MATERIAL:
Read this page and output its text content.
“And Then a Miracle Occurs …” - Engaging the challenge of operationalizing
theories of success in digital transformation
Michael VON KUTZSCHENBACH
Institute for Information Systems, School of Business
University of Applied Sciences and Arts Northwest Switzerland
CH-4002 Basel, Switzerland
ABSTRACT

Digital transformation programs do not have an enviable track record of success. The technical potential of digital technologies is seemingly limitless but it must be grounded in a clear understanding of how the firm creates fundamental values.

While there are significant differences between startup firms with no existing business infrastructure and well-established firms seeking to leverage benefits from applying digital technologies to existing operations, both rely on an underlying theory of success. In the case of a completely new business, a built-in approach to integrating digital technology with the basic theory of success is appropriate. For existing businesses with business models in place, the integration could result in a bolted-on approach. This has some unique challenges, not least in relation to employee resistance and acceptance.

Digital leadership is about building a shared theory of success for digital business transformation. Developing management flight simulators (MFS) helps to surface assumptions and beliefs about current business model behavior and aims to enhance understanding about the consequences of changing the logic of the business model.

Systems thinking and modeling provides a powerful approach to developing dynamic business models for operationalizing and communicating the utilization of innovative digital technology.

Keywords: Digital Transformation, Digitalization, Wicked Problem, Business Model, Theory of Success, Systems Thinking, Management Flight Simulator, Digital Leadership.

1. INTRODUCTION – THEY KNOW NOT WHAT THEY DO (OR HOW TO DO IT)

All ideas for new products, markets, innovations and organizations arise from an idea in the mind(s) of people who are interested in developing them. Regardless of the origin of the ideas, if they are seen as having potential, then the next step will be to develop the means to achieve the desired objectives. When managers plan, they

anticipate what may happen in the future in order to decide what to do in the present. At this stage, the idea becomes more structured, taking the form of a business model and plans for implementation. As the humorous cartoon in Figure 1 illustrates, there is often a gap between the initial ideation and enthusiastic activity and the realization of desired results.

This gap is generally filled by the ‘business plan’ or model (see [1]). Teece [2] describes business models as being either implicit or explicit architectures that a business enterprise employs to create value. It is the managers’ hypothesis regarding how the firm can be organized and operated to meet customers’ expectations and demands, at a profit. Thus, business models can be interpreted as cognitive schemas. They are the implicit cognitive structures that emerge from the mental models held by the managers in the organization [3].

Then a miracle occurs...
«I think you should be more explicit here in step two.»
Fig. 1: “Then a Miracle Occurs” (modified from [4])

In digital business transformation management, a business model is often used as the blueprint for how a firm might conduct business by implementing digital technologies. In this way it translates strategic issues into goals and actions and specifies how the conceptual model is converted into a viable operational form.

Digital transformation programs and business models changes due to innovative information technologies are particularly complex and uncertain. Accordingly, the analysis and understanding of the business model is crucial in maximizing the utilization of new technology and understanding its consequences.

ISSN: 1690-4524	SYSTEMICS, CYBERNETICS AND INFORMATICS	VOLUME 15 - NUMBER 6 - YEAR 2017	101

PROMPT: Return all of the entries exactly as written.

WRITTEN SOLUTION:
Read this page and output its text content.
“And Then a Miracle Occurs …” - Engaging the challenge of operationalizing
theories of success in digital transformation
Michael VON KUTZSCHENBACH
Institute for Information Systems, School of Business
University of Applied Sciences and Arts Northwest Switzerland
CH-4002 Basel, Switzerland
ABSTRACT

Digital transformation programs do not have an enviable track record of success. The technical potential of digital technologies is seemingly limitless but it must be grounded in a clear understanding of how the firm creates fundamental values.

While there are significant differences between startup firms with no existing business infrastructure and well-established firms seeking to leverage benefits from applying digital technologies to existing operations, both rely on an underlying theory of success. In the case of a completely new business, a built-in approach to integrating digital technology with the basic theory of success is appropriate. For existing businesses with business models in place, the integration could result in a bolted-on approach. This has some unique challenges, not least in relation to employee resistance and acceptance.

Digital leadership is about building a shared theory of success for digital business transformation. Developing management flight simulators (MFS) helps to surface assumptions and beliefs about current business model behavior and aims to enhance understanding about the consequences of changing the logic of the business model.

Systems thinking and modeling provides a powerful approach to developing dynamic business models for operationalizing and communicating the utilization of innovative digital technology.

Keywords: Digital Transformation, Digitalization, Wicked Problem, Business Model, Theory of Success, Systems Thinking, Management Flight Simulator, Digital Leadership.

1. INTRODUCTION – THEY KNOW NOT WHAT THEY DO (OR HOW TO DO IT)

All ideas for new products, markets, innovations and organizations arise from an idea in the mind(s) of people who are interested in developing them. Regardless of the origin of the ideas, if they are seen as having potential, then the next step will be to develop the means to achieve the desired objectives. When managers plan, they

anticipate what may happen in the future in order to decide what to do in the present. At this stage, the idea becomes more structured, taking the form of a business model and plans for implementation. As the humorous cartoon in Figure 1 illustrates, there is often a gap between the initial ideation and enthusiastic activity and the realization of desired results.

This gap is generally filled by the ‘business plan’ or model (see [1]). Teece [2] describes business models as being either implicit or explicit architectures that a business enterprise employs to create value. It is the managers’ hypothesis regarding how the firm can be organized and operated to meet customers’ expectations and demands, at a profit. Thus, business models can be interpreted as cognitive schemas. They are the implicit cognitive structures that emerge from the mental models held by the managers in the organization [3].

Then a miracle occurs...
«I think you should be more explicit here in step two.»
Fig. 1: “Then a Miracle Occurs” (modified from [4])

In digital business transformation management, a business model is often used as the blueprint for how a firm might conduct business by implementing digital technologies. In this way it translates strategic issues into goals and actions and specifies how the conceptual model is converted into a viable operational form.

Digital transformation programs and business models changes due to innovative information technologies are particularly complex and uncertain. Accordingly, the analysis and understanding of the business model is crucial in maximizing the utilization of new technology and understanding its consequences.

ISSN: 1690-4524	SYSTEMICS, CYBERNETICS AND INFORMATICS	VOLUME 15 - NUMBER 6 - YEAR 2017	101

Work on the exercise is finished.